_What to work on_
Give the data below again exactly as it stands. Omit the pictures.

[Stored entries]
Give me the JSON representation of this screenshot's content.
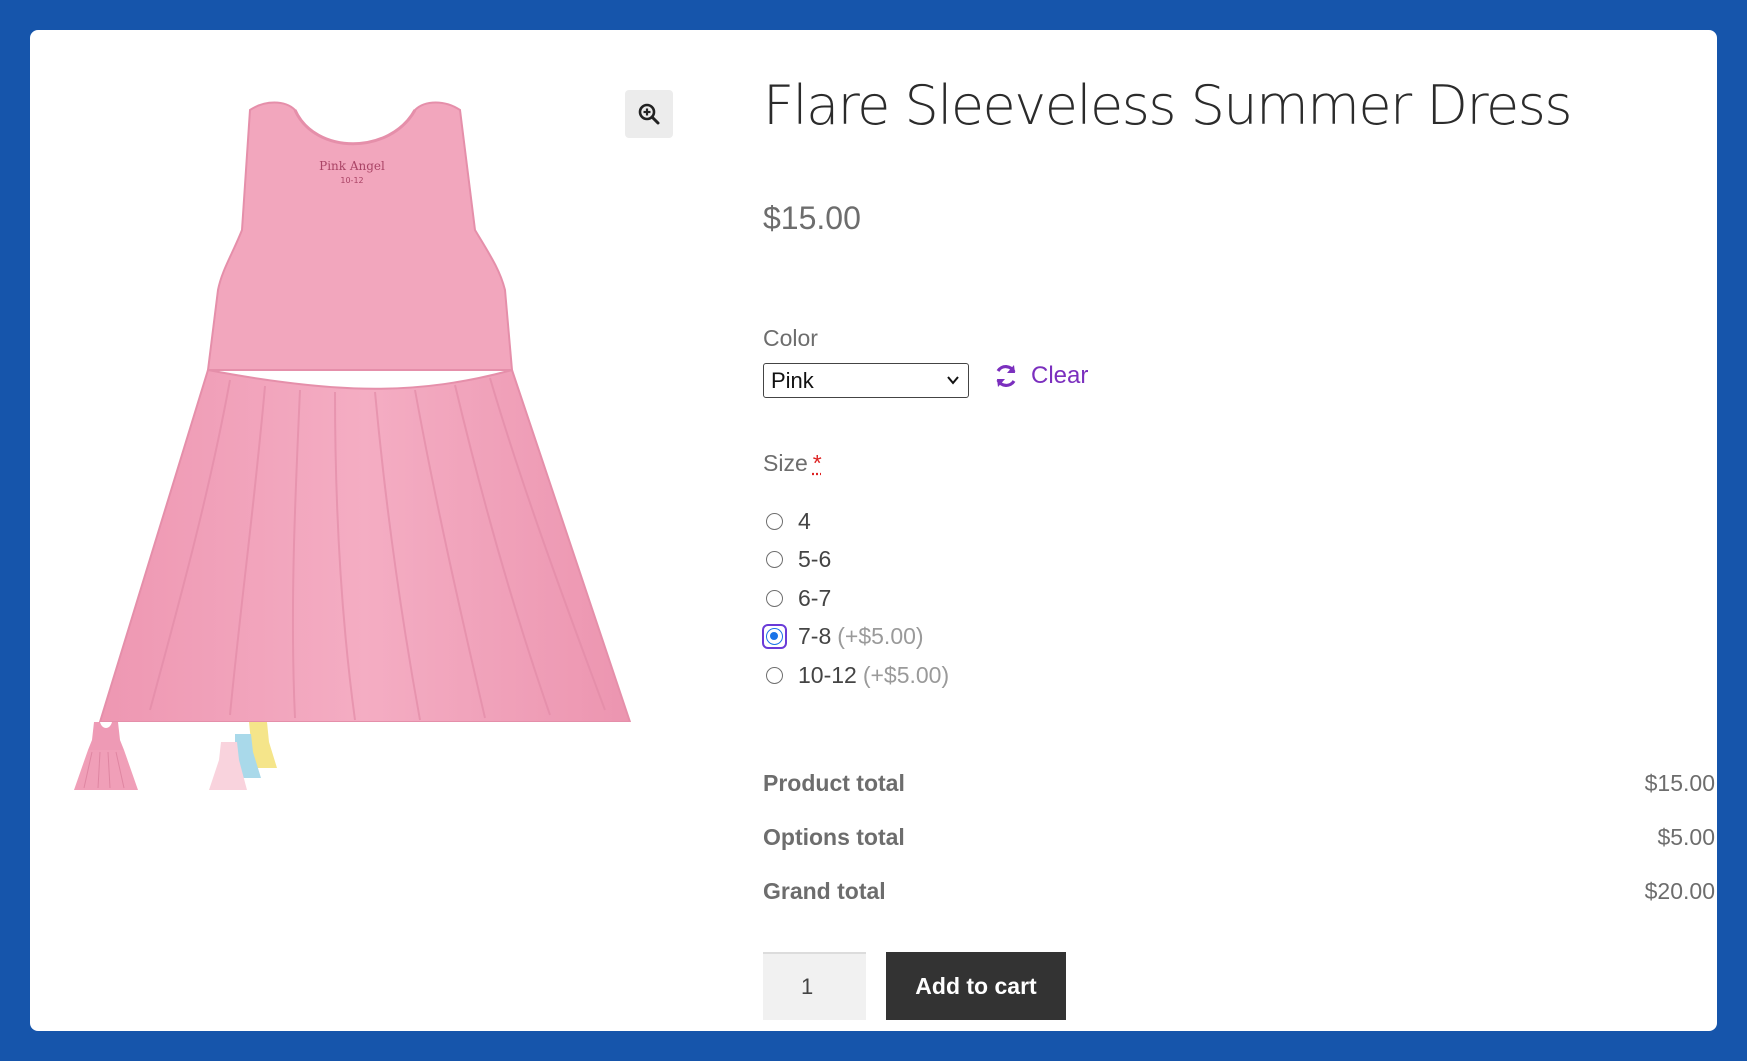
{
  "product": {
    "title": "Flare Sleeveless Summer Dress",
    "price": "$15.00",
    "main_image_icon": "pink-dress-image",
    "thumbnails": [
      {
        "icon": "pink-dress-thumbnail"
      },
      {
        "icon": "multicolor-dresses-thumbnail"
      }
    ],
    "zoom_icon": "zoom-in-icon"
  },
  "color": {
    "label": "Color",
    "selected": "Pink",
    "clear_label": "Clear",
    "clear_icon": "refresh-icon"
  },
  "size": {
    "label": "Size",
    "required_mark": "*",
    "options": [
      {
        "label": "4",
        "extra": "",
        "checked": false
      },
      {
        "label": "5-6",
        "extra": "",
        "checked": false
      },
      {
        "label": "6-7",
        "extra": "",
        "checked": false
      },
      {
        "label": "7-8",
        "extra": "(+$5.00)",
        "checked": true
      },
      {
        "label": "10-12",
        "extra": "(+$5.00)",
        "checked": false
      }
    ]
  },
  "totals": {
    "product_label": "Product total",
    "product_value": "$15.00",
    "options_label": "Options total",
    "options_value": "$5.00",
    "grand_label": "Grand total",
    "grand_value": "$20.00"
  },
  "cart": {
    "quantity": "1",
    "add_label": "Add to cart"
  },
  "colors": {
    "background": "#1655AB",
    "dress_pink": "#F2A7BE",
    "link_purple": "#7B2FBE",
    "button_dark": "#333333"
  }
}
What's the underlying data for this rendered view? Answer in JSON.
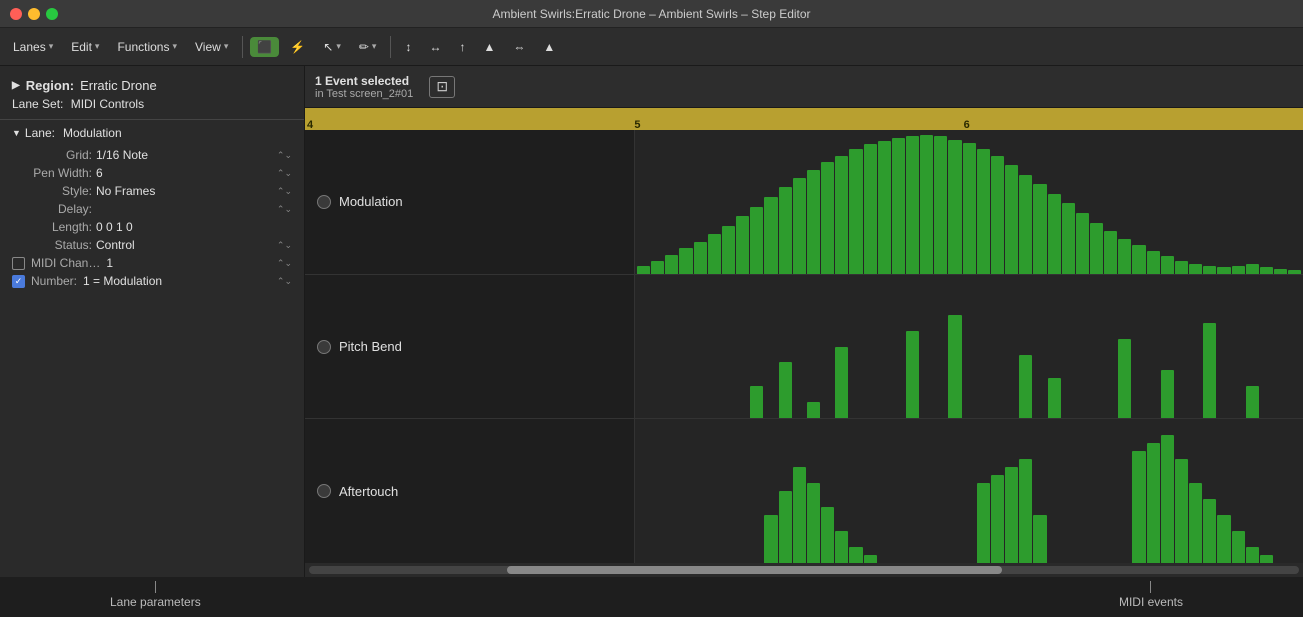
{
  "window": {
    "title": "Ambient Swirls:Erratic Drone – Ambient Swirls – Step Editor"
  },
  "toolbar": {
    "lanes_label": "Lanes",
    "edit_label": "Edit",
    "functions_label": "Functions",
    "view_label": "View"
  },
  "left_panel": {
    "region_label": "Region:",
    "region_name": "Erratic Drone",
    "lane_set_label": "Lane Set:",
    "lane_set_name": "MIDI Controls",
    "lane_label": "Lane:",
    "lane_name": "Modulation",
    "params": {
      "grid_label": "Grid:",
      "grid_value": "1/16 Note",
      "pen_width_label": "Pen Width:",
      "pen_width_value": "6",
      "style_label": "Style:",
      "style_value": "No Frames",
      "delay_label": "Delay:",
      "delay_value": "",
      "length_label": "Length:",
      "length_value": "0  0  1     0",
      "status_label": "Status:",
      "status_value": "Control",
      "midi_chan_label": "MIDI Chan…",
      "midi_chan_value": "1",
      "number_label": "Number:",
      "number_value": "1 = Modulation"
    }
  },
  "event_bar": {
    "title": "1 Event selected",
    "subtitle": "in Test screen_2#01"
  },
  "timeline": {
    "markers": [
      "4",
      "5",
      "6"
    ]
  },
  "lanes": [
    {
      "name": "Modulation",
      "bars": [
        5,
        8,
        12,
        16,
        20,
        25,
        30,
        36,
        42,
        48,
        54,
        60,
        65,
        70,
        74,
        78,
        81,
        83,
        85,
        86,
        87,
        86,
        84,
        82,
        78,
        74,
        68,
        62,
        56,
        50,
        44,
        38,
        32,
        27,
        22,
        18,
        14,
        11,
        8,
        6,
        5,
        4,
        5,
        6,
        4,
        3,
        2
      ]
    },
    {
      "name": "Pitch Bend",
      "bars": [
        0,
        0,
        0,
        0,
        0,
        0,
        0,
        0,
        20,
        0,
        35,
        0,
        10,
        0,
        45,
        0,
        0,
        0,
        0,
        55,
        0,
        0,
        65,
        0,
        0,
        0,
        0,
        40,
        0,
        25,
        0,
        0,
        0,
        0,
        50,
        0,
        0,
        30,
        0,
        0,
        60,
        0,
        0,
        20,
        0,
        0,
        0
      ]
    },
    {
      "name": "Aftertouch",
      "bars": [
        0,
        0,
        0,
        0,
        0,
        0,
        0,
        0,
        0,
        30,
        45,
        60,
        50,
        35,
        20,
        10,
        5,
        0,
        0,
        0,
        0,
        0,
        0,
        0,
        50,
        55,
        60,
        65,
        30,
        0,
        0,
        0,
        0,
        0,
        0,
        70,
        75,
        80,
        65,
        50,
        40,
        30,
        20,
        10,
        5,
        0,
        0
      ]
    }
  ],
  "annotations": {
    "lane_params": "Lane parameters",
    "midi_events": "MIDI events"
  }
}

_Written solution_
Give me the JSON representation of this screenshot's content.
{
  "product": {
    "title": "Flare Sleeveless Summer Dress",
    "price": "$15.00",
    "main_image_icon": "pink-dress-image",
    "thumbnails": [
      {
        "icon": "pink-dress-thumbnail"
      },
      {
        "icon": "multicolor-dresses-thumbnail"
      }
    ],
    "zoom_icon": "zoom-in-icon"
  },
  "color": {
    "label": "Color",
    "selected": "Pink",
    "clear_label": "Clear",
    "clear_icon": "refresh-icon"
  },
  "size": {
    "label": "Size",
    "required_mark": "*",
    "options": [
      {
        "label": "4",
        "extra": "",
        "checked": false
      },
      {
        "label": "5-6",
        "extra": "",
        "checked": false
      },
      {
        "label": "6-7",
        "extra": "",
        "checked": false
      },
      {
        "label": "7-8",
        "extra": "(+$5.00)",
        "checked": true
      },
      {
        "label": "10-12",
        "extra": "(+$5.00)",
        "checked": false
      }
    ]
  },
  "totals": {
    "product_label": "Product total",
    "product_value": "$15.00",
    "options_label": "Options total",
    "options_value": "$5.00",
    "grand_label": "Grand total",
    "grand_value": "$20.00"
  },
  "cart": {
    "quantity": "1",
    "add_label": "Add to cart"
  },
  "colors": {
    "background": "#1655AB",
    "dress_pink": "#F2A7BE",
    "link_purple": "#7B2FBE",
    "button_dark": "#333333"
  }
}
What's the underlying data for this rendered view? Answer in JSON.
{
  "window": {
    "title": "Ambient Swirls:Erratic Drone – Ambient Swirls – Step Editor"
  },
  "toolbar": {
    "lanes_label": "Lanes",
    "edit_label": "Edit",
    "functions_label": "Functions",
    "view_label": "View"
  },
  "left_panel": {
    "region_label": "Region:",
    "region_name": "Erratic Drone",
    "lane_set_label": "Lane Set:",
    "lane_set_name": "MIDI Controls",
    "lane_label": "Lane:",
    "lane_name": "Modulation",
    "params": {
      "grid_label": "Grid:",
      "grid_value": "1/16 Note",
      "pen_width_label": "Pen Width:",
      "pen_width_value": "6",
      "style_label": "Style:",
      "style_value": "No Frames",
      "delay_label": "Delay:",
      "delay_value": "",
      "length_label": "Length:",
      "length_value": "0  0  1     0",
      "status_label": "Status:",
      "status_value": "Control",
      "midi_chan_label": "MIDI Chan…",
      "midi_chan_value": "1",
      "number_label": "Number:",
      "number_value": "1 = Modulation"
    }
  },
  "event_bar": {
    "title": "1 Event selected",
    "subtitle": "in Test screen_2#01"
  },
  "timeline": {
    "markers": [
      "4",
      "5",
      "6"
    ]
  },
  "lanes": [
    {
      "name": "Modulation",
      "bars": [
        5,
        8,
        12,
        16,
        20,
        25,
        30,
        36,
        42,
        48,
        54,
        60,
        65,
        70,
        74,
        78,
        81,
        83,
        85,
        86,
        87,
        86,
        84,
        82,
        78,
        74,
        68,
        62,
        56,
        50,
        44,
        38,
        32,
        27,
        22,
        18,
        14,
        11,
        8,
        6,
        5,
        4,
        5,
        6,
        4,
        3,
        2
      ]
    },
    {
      "name": "Pitch Bend",
      "bars": [
        0,
        0,
        0,
        0,
        0,
        0,
        0,
        0,
        20,
        0,
        35,
        0,
        10,
        0,
        45,
        0,
        0,
        0,
        0,
        55,
        0,
        0,
        65,
        0,
        0,
        0,
        0,
        40,
        0,
        25,
        0,
        0,
        0,
        0,
        50,
        0,
        0,
        30,
        0,
        0,
        60,
        0,
        0,
        20,
        0,
        0,
        0
      ]
    },
    {
      "name": "Aftertouch",
      "bars": [
        0,
        0,
        0,
        0,
        0,
        0,
        0,
        0,
        0,
        30,
        45,
        60,
        50,
        35,
        20,
        10,
        5,
        0,
        0,
        0,
        0,
        0,
        0,
        0,
        50,
        55,
        60,
        65,
        30,
        0,
        0,
        0,
        0,
        0,
        0,
        70,
        75,
        80,
        65,
        50,
        40,
        30,
        20,
        10,
        5,
        0,
        0
      ]
    }
  ],
  "annotations": {
    "lane_params": "Lane parameters",
    "midi_events": "MIDI events"
  }
}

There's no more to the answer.